**GIVEN REQUEST:** Repeat every record below exactly, but leave out any pictures.
--- DATA SHOWN ---
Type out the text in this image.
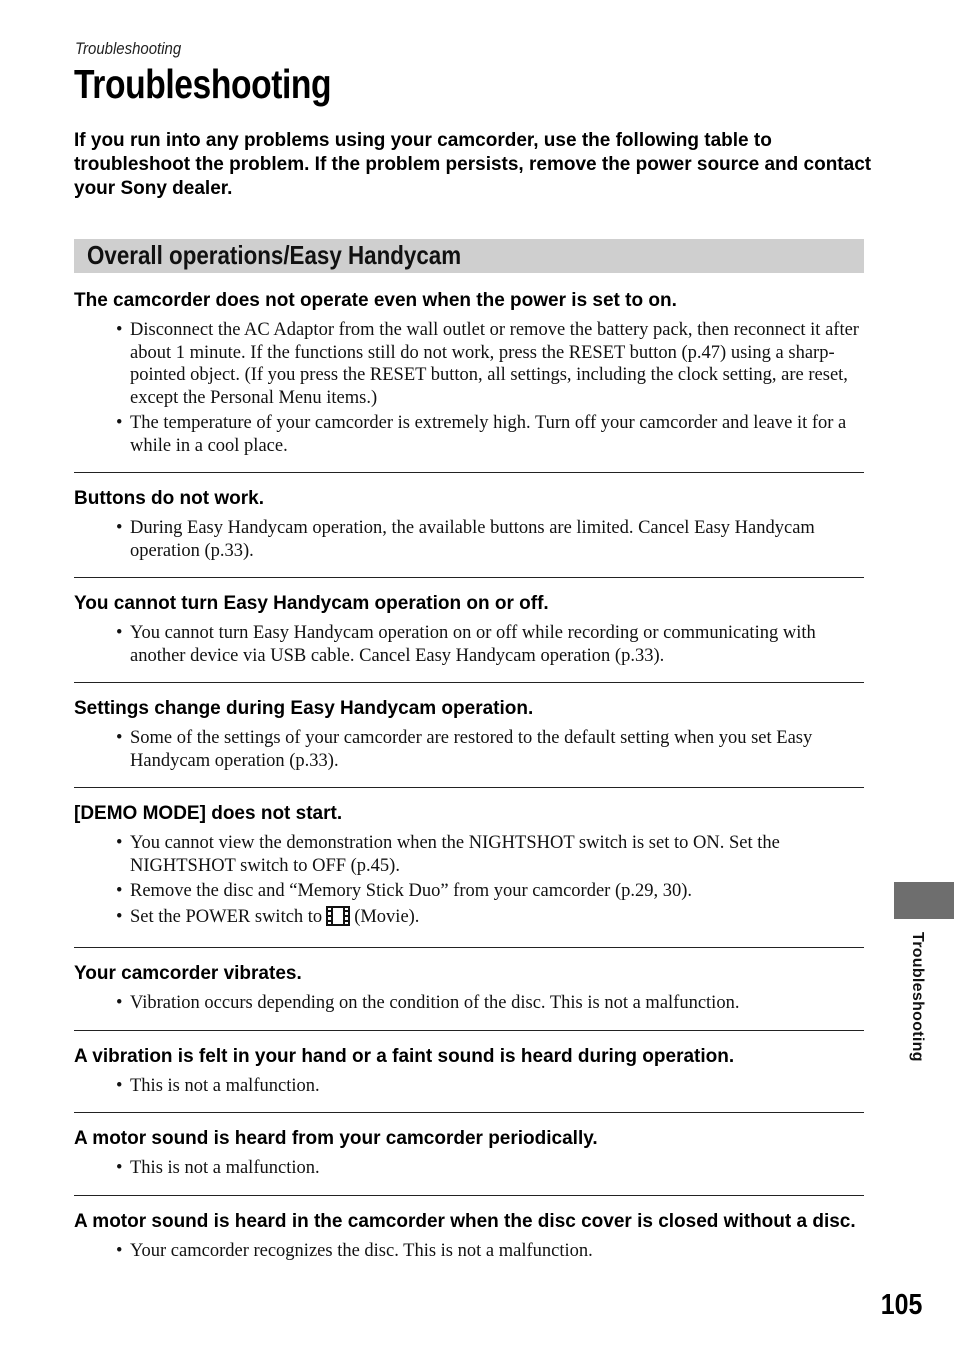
Troubleshooting
Troubleshooting

If you run into any problems using your camcorder, use the following table to troubleshoot the problem. If the problem persists, remove the power source and contact your Sony dealer.

Overall operations/Easy Handycam
The camcorder does not operate even when the power is set to on.
• Disconnect the AC Adaptor from the wall outlet or remove the battery pack, then reconnect it after about 1 minute. If the functions still do not work, press the RESET button (p.47) using a sharp-pointed object. (If you press the RESET button, all settings, including the clock setting, are reset, except the Personal Menu items.)
• The temperature of your camcorder is extremely high. Turn off your camcorder and leave it for a while in a cool place.
Buttons do not work.
• During Easy Handycam operation, the available buttons are limited. Cancel Easy Handycam operation (p.33).
You cannot turn Easy Handycam operation on or off.
• You cannot turn Easy Handycam operation on or off while recording or communicating with another device via USB cable. Cancel Easy Handycam operation (p.33).
Settings change during Easy Handycam operation.
• Some of the settings of your camcorder are restored to the default setting when you set Easy Handycam operation (p.33).
[DEMO MODE] does not start.
• You cannot view the demonstration when the NIGHTSHOT switch is set to ON. Set the NIGHTSHOT switch to OFF (p.45).
• Remove the disc and “Memory Stick Duo” from your camcorder (p.29, 30).
• Set the POWER switch to (Movie).
Your camcorder vibrates.
• Vibration occurs depending on the condition of the disc. This is not a malfunction.
A vibration is felt in your hand or a faint sound is heard during operation.
• This is not a malfunction.
A motor sound is heard from your camcorder periodically.
• This is not a malfunction.
A motor sound is heard in the camcorder when the disc cover is closed without a disc.
• Your camcorder recognizes the disc. This is not a malfunction.
Troubleshooting
105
---
**SOLUTION:**
Type out the text in this image.
Troubleshooting
Troubleshooting

If you run into any problems using your camcorder, use the following table to troubleshoot the problem. If the problem persists, remove the power source and contact your Sony dealer.

Overall operations/Easy Handycam
The camcorder does not operate even when the power is set to on.
• Disconnect the AC Adaptor from the wall outlet or remove the battery pack, then reconnect it after about 1 minute. If the functions still do not work, press the RESET button (p.47) using a sharp-pointed object. (If you press the RESET button, all settings, including the clock setting, are reset, except the Personal Menu items.)
• The temperature of your camcorder is extremely high. Turn off your camcorder and leave it for a while in a cool place.
Buttons do not work.
• During Easy Handycam operation, the available buttons are limited. Cancel Easy Handycam operation (p.33).
You cannot turn Easy Handycam operation on or off.
• You cannot turn Easy Handycam operation on or off while recording or communicating with another device via USB cable. Cancel Easy Handycam operation (p.33).
Settings change during Easy Handycam operation.
• Some of the settings of your camcorder are restored to the default setting when you set Easy Handycam operation (p.33).
[DEMO MODE] does not start.
• You cannot view the demonstration when the NIGHTSHOT switch is set to ON. Set the NIGHTSHOT switch to OFF (p.45).
• Remove the disc and “Memory Stick Duo” from your camcorder (p.29, 30).
• Set the POWER switch to (Movie).
Your camcorder vibrates.
• Vibration occurs depending on the condition of the disc. This is not a malfunction.
A vibration is felt in your hand or a faint sound is heard during operation.
• This is not a malfunction.
A motor sound is heard from your camcorder periodically.
• This is not a malfunction.
A motor sound is heard in the camcorder when the disc cover is closed without a disc.
• Your camcorder recognizes the disc. This is not a malfunction.
Troubleshooting
105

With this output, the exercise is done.